[start of Records supplied]

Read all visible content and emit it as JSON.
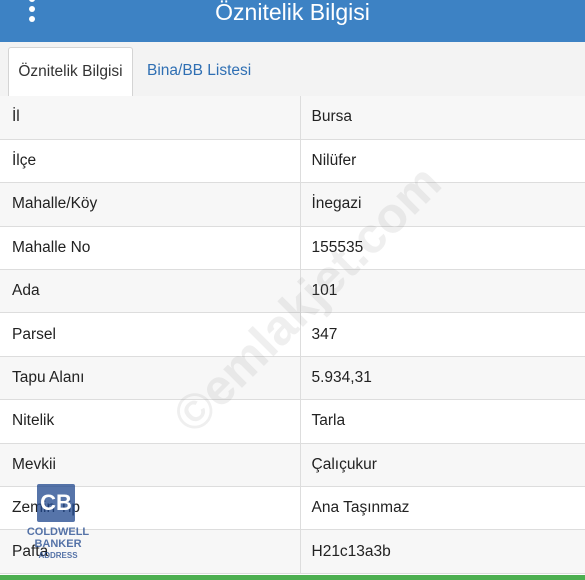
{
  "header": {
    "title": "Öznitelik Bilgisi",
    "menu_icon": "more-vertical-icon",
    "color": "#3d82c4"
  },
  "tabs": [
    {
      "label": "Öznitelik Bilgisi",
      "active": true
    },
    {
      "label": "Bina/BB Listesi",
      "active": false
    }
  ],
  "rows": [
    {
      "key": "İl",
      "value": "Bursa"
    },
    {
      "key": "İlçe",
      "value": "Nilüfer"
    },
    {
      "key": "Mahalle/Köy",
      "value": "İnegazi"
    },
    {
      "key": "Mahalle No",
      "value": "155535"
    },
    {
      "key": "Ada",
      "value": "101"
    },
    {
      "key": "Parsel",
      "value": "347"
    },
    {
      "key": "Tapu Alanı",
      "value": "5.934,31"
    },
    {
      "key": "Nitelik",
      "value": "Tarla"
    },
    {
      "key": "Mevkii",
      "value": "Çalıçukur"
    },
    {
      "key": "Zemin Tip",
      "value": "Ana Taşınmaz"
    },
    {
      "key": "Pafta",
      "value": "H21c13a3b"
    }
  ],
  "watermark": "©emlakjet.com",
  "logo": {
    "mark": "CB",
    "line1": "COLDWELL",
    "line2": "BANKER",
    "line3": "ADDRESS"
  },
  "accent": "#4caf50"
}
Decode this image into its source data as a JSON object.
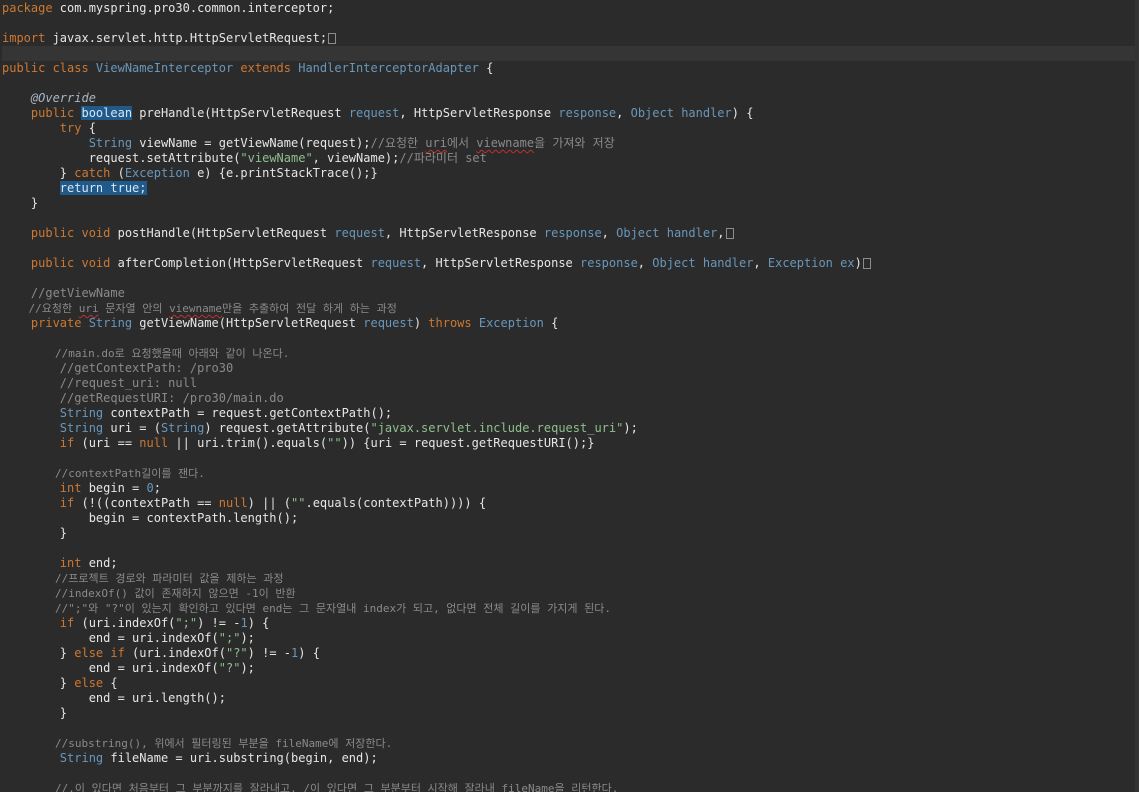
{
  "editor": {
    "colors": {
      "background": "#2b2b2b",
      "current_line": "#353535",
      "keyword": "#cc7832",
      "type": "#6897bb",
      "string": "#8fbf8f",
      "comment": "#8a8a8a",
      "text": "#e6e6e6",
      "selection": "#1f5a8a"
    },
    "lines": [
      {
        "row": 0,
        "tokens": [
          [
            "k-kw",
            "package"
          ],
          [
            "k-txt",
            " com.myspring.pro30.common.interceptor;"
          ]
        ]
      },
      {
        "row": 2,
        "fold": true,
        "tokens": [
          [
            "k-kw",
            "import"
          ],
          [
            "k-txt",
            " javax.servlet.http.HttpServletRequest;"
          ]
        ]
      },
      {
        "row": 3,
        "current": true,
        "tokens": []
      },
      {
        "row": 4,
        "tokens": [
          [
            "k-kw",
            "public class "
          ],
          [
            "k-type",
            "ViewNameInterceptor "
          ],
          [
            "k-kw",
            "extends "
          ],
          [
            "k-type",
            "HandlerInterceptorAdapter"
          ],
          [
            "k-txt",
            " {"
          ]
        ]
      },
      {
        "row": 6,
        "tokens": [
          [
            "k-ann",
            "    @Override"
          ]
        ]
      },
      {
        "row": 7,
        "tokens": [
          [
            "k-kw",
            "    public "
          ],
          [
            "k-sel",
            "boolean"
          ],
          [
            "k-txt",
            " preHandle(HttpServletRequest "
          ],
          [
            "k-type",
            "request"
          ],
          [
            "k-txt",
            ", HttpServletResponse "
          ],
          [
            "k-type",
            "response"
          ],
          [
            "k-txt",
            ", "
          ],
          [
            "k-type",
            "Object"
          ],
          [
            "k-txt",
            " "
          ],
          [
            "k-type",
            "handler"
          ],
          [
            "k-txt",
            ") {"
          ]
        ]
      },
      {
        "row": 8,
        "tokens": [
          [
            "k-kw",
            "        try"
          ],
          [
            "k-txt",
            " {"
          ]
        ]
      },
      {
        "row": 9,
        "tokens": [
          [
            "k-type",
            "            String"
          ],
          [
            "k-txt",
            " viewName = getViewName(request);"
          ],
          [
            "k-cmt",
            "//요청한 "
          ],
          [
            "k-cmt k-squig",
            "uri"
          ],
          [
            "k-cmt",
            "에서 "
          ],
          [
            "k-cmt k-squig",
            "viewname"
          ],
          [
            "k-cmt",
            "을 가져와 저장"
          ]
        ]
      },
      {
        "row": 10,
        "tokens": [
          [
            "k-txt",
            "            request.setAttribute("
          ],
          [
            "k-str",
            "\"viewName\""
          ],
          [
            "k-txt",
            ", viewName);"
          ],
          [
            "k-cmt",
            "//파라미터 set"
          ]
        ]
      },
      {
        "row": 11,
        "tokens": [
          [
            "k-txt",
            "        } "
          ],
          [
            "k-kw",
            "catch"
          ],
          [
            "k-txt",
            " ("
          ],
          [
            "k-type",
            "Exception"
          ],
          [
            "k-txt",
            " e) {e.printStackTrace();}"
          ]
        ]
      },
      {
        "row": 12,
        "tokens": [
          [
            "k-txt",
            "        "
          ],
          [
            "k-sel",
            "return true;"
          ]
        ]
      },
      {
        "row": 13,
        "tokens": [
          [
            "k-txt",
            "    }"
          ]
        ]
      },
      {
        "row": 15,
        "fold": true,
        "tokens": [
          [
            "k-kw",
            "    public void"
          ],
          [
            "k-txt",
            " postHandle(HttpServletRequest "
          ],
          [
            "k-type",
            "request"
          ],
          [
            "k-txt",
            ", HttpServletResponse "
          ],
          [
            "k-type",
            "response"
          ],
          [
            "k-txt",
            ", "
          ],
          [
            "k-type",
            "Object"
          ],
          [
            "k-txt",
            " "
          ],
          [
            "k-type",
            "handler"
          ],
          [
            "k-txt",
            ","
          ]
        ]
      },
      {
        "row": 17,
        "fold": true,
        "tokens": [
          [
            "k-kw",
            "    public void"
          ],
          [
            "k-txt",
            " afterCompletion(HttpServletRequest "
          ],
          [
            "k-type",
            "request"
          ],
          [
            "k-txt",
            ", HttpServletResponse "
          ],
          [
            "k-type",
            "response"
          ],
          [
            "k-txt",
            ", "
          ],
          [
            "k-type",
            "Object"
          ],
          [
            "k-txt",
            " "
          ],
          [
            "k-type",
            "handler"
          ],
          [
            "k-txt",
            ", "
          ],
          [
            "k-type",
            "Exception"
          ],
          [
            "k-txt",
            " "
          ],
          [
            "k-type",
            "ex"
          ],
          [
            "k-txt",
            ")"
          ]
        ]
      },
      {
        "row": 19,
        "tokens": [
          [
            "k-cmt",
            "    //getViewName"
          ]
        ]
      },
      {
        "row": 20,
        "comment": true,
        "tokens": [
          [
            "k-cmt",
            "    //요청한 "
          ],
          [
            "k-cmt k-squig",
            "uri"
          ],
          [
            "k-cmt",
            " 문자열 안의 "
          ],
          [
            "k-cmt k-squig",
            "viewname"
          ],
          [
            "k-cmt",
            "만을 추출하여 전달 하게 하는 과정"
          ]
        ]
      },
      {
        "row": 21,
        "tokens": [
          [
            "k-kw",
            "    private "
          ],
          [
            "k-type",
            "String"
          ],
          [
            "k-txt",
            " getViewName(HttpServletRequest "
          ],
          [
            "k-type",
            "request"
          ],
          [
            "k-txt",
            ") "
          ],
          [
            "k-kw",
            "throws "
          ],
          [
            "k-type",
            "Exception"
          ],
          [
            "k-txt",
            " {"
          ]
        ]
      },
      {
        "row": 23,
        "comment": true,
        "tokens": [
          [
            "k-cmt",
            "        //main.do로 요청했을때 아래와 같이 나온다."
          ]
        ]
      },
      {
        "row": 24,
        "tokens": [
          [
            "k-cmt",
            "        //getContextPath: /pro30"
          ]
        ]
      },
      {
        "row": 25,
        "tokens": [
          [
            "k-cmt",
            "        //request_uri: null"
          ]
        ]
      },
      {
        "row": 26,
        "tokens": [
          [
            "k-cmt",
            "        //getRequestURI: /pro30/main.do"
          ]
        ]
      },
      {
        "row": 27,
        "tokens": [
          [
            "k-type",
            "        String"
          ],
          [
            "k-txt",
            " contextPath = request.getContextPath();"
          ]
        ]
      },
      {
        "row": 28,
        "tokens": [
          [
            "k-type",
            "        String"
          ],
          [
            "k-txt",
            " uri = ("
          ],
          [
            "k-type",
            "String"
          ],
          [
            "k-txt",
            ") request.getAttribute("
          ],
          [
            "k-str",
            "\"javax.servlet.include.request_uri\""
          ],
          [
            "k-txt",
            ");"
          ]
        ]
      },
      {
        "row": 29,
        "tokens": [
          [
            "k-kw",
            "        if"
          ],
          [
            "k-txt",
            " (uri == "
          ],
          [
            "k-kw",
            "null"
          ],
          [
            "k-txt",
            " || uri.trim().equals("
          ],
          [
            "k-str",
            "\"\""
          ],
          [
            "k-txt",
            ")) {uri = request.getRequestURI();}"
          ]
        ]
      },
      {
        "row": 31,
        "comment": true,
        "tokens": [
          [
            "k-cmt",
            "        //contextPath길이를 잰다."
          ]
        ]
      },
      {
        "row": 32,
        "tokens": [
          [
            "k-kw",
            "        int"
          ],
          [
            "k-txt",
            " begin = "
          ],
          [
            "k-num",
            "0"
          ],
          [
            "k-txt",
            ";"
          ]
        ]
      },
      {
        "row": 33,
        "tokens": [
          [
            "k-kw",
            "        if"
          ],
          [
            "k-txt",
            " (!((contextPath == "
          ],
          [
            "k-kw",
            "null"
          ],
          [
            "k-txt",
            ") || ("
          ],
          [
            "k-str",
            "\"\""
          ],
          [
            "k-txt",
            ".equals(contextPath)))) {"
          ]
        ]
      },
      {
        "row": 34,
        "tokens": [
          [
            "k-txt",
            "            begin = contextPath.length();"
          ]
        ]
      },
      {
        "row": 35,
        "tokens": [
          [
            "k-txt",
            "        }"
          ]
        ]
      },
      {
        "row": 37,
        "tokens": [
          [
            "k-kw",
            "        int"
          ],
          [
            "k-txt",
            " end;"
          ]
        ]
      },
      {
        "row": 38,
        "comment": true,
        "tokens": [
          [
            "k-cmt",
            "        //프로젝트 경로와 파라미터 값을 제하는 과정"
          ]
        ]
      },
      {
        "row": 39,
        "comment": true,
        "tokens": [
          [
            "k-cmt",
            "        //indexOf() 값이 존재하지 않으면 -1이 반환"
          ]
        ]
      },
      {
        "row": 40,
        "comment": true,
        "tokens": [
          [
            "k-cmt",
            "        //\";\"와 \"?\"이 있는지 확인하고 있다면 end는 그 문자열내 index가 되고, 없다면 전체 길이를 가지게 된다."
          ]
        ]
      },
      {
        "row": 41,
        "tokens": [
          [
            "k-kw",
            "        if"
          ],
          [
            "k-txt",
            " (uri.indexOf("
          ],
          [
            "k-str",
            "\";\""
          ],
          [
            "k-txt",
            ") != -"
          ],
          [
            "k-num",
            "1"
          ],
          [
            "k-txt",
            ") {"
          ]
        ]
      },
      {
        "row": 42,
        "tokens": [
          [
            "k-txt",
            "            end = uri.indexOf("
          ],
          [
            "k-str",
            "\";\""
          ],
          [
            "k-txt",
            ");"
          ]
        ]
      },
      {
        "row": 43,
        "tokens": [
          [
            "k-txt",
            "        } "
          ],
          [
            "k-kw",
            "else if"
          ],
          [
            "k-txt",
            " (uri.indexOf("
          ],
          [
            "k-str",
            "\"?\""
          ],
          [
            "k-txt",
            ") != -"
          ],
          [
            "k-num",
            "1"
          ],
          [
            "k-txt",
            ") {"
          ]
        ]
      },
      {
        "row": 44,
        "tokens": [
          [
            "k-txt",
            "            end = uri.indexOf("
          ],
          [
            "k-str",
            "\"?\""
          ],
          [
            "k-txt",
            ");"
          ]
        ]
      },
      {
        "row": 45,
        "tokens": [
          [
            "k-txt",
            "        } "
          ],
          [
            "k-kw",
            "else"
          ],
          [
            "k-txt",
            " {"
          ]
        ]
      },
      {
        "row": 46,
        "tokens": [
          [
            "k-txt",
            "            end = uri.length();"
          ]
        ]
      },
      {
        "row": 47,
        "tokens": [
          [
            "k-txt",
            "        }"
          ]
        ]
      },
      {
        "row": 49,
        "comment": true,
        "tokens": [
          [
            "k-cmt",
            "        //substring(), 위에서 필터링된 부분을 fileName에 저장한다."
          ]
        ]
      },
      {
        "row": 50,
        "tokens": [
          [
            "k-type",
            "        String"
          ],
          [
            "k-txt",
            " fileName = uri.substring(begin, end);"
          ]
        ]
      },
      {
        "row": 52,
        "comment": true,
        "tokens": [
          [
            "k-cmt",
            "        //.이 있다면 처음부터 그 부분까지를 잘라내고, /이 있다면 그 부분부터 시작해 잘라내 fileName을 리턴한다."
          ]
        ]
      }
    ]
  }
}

[end of Records supplied]

[Directive] Collect every line with the string "label" from the records, and copy each.

[Written reply]
      "label": "Öznitelik Bilgisi",
      "label": "Bina/BB Listesi",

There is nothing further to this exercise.